4. As the observers affect the observation, since there are two different
facilities in the experiment, each with different observers, the
observer's speed of light at the CERN facility is different to the
observer's speed of light at the target facility and therefore the
difference in these speeds of light will affect the experiment.


Title: Re: So about that speed of light stuff.
Post by: pxib on September 23, 2011, 11:54:47 AM
Yeah, I especially like number four... relativistic simultaneity is a harsh mistress.

My favorite fact about neutrinos:

In order to be 99% certain you'll stop a gamma ray, an extremely high energy photon, you'd need a wall of lead ten centimeters thick.

In order to be 99% certain you'll stop a neutrino, a very weakly interactive particle, you'd need a wall of lead FIFTY LIGHT YEARS THICK.


Title: Re: So about that speed of light stuff.
Post by: luckton on September 23, 2011, 01:54:04 PM
Most of the physics community right now...



Title: Re: So about that speed of light stuff.
Post by: Ghambit on September 23, 2011, 02:07:15 PM
It's funny how these physics guys dont like to talk about the theoretical.  They remind me more of engineers than physicists actually, which delves into that age-old fight between cosmologists and particle physicists.  Instead of using this data to promote a thought experiment that Einstein would've appreciated, they use Einstein to simply stop the chatter altogether.  Kinda maddening.

I have yet to see a single quantitative theoretical post from the whole of the physicsforum on this.  You either play by their rules or are shunned.


Title: Re: So about that speed of light stuff.
Post by: Mosesandstick on September 23, 2011, 02:25:05 PM
Quantitative or qualitative?


Title: Re: So about that speed of light stuff.
Post by: Ghambit on September 23, 2011, 02:43:43 PM
Quantitative or qualitative?

Either.  And actually, in that place prepare to be ignored if you go the qualitative route.


Title: Re: So about that speed of light stuff.
Post by: Margalis on September 23, 2011, 06:20:19 PM
Obviously this is bogus, established science never turns out to be at least partially incorrect.


Title: Re: So about that speed of light stuff.
Post by: Comstar on September 23, 2011, 07:06:01 PM
Maybe this is what it felt like when it was announced that Light travelled at the same speed no matter what your position. Couple of years later the universe gets turned upside down.


Title: Re: So about that speed of light stuff.
--------
AIM 1.
According to the forum thread, how thick would a wall of lead need to be to make you 99% certain of stopping a neutrino?
AIM 2.
Copy the forum thread above from "In order to be 99% certain you'll stop a neutrino, a" to "altogether.  Kinda maddening." without changing a word.
--------
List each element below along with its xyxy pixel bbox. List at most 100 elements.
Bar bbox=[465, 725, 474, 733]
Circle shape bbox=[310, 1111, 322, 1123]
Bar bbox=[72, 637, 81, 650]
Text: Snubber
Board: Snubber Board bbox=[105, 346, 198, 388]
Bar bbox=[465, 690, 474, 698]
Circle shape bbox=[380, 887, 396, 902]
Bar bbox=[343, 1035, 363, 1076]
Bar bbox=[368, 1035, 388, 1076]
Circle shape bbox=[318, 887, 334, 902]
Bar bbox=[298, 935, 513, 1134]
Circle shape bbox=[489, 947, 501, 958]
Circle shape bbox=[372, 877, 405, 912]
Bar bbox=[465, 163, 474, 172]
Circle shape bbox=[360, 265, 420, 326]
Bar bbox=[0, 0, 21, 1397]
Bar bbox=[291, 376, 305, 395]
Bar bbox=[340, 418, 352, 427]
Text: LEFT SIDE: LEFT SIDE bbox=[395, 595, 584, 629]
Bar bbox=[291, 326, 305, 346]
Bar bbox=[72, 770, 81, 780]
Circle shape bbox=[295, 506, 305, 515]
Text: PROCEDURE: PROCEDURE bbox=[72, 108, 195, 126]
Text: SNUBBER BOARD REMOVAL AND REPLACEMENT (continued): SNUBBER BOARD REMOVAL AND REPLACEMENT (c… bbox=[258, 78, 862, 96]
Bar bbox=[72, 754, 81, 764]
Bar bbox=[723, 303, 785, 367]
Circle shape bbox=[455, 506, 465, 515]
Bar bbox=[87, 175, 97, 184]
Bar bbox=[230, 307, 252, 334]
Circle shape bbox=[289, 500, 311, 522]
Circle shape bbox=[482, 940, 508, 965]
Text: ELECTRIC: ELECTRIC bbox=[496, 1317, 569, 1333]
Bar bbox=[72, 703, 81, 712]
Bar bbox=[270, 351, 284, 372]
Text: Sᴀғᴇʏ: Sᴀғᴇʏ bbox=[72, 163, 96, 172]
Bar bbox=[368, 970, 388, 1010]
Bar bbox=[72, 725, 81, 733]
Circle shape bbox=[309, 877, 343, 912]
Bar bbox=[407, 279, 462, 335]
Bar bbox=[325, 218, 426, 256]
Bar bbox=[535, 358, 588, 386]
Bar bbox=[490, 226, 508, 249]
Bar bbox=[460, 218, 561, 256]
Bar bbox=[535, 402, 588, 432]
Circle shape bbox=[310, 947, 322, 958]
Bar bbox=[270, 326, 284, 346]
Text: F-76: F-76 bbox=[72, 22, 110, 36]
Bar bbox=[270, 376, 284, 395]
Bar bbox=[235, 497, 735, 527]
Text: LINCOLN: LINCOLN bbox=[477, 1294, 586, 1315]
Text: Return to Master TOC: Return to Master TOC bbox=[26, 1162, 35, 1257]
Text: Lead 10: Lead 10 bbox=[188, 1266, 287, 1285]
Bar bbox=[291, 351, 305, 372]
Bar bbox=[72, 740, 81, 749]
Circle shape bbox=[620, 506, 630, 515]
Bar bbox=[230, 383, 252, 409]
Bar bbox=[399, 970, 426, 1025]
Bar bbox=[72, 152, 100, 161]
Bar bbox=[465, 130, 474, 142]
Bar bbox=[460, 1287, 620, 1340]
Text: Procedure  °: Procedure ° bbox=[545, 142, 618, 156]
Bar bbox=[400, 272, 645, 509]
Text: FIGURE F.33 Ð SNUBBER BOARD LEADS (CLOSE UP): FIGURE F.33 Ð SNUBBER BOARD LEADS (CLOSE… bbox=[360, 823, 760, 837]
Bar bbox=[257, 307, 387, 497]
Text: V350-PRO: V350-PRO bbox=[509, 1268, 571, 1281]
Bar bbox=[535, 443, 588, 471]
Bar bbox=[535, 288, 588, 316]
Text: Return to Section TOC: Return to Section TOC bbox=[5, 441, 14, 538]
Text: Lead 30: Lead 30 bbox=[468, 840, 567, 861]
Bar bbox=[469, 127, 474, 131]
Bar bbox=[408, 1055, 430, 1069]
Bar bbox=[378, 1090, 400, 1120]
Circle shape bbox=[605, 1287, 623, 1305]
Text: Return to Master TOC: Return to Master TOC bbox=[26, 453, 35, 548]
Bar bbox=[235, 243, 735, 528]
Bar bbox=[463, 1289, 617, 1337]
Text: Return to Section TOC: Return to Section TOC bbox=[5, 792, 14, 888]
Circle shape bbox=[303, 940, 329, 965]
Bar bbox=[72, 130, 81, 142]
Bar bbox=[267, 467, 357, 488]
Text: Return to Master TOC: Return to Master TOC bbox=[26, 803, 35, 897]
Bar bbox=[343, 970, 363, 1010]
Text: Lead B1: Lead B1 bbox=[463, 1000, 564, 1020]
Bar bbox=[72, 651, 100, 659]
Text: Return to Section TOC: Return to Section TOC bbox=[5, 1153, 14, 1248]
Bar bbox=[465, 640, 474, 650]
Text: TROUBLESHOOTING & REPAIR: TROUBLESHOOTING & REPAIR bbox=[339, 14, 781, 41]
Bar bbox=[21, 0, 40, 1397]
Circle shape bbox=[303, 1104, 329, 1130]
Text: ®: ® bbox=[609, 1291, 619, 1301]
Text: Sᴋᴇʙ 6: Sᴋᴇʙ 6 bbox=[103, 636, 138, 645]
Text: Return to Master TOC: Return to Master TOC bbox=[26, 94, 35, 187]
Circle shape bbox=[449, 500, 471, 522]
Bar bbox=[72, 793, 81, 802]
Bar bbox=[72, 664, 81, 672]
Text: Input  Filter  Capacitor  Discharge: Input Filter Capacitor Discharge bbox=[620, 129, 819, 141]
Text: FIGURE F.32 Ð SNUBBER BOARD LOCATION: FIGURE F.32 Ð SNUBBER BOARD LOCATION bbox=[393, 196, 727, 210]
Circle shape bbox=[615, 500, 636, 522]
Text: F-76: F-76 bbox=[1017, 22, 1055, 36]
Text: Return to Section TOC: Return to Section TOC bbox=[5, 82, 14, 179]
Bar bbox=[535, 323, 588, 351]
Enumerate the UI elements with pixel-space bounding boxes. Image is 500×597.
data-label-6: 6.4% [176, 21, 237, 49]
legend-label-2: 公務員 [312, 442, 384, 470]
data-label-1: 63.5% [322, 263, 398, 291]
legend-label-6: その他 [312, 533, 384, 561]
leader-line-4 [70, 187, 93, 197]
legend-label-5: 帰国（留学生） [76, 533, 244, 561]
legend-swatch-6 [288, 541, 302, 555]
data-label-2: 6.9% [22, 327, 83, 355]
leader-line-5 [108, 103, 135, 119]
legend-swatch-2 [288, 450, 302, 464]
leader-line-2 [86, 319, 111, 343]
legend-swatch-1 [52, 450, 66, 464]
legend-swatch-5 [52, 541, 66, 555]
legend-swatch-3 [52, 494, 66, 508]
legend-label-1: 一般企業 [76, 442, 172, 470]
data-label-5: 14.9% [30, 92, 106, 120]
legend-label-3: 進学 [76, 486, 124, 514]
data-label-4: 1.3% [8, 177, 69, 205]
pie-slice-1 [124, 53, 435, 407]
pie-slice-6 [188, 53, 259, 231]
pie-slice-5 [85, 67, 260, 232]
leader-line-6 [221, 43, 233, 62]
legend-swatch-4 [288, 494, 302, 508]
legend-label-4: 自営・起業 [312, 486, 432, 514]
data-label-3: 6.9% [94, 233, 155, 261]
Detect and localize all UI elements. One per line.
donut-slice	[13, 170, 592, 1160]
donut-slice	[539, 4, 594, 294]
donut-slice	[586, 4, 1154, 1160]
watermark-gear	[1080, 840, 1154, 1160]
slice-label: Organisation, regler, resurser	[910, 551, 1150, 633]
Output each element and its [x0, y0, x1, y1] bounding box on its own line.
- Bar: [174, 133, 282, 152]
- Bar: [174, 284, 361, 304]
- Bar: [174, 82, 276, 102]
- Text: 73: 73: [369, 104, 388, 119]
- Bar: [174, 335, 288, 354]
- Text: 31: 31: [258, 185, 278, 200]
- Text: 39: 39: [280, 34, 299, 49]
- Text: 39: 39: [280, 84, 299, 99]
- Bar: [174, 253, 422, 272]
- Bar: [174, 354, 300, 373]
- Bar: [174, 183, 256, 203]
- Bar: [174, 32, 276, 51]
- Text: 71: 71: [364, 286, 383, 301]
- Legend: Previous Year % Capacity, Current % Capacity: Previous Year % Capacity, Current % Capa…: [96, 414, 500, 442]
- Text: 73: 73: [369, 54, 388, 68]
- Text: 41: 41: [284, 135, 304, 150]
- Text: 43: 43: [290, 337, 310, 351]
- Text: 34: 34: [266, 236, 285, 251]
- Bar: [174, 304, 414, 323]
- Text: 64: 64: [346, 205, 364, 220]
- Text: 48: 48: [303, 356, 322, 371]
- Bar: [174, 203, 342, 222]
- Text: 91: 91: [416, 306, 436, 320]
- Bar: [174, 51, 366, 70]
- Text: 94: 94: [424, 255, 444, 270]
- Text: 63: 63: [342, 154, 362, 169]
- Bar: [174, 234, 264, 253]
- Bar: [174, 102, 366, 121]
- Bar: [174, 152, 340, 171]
--------
FULL ANSWER 1.
Fifty light years thick.

FULL ANSWER 2.
In order to be 99% certain you'll stop a neutrino, a very weakly interactive particle, you'd need a wall of lead FIFTY LIGHT YEARS THICK.


Title: Re: So about that speed of light stuff.
Post by: luckton on September 23, 2011, 01:54:04 PM
Most of the physics community right now...



Title: Re: So about that speed of light stuff.
Post by: Ghambit on September 23, 2011, 02:07:15 PM
It's funny how these physics guys dont like to talk about the theoretical.  They remind me more of engineers than physicists actually, which delves into that age-old fight between cosmologists and particle physicists.  Instead of using this data to promote a thought experiment that Einstein would've appreciated, they use Einstein to simply stop the chatter altogether.  Kinda maddening.